• [Required task] Transcribe all of the material exactly, except for its pictures.

[Start of Task material]

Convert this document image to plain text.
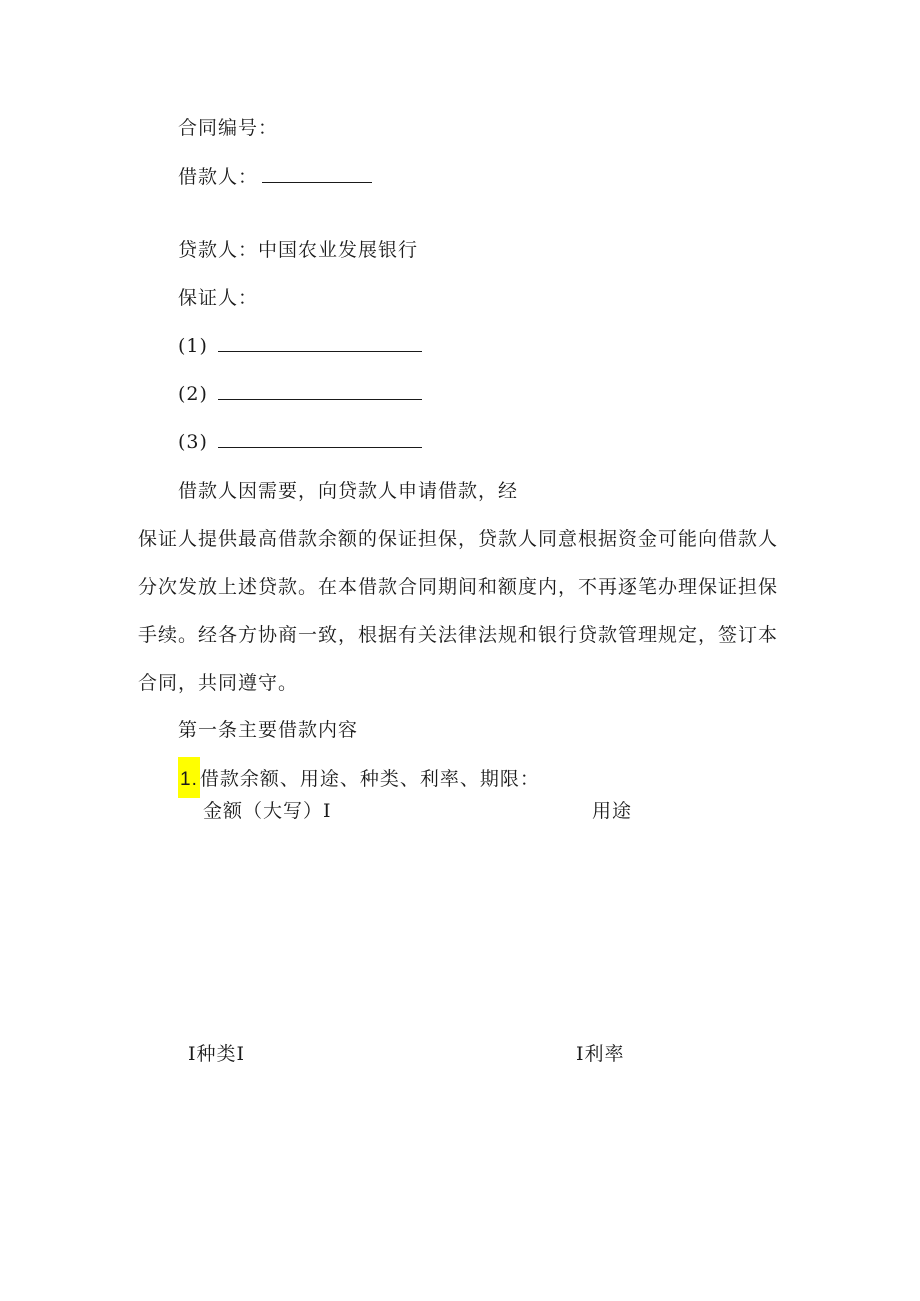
合同编号：
借款人：
贷款人：中国农业发展银行
保证人：
(1)
(2)
(3)
借款人因需要，向贷款人申请借款，经
保证人提供最高借款余额的保证担保，贷款人同意根据资金可能向借款人
分次发放上述贷款。在本借款合同期间和额度内，不再逐笔办理保证担保
手续。经各方协商一致，根据有关法律法规和银行贷款管理规定，签订本
合同，共同遵守。
第一条主要借款内容
1. 借款余额、用途、种类、利率、期限：
金额（大写）I	用途
I种类I	I利率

[End of Task material]

• [Finished task]
Convert this document image to plain text.
合同编号：
借款人：
贷款人：中国农业发展银行
保证人：
(1)
(2)
(3)
借款人因需要，向贷款人申请借款，经
保证人提供最高借款余额的保证担保，贷款人同意根据资金可能向借款人
分次发放上述贷款。在本借款合同期间和额度内，不再逐笔办理保证担保
手续。经各方协商一致，根据有关法律法规和银行贷款管理规定，签订本
合同，共同遵守。
第一条主要借款内容
1. 借款余额、用途、种类、利率、期限：
金额（大写）I	用途
I种类I	I利率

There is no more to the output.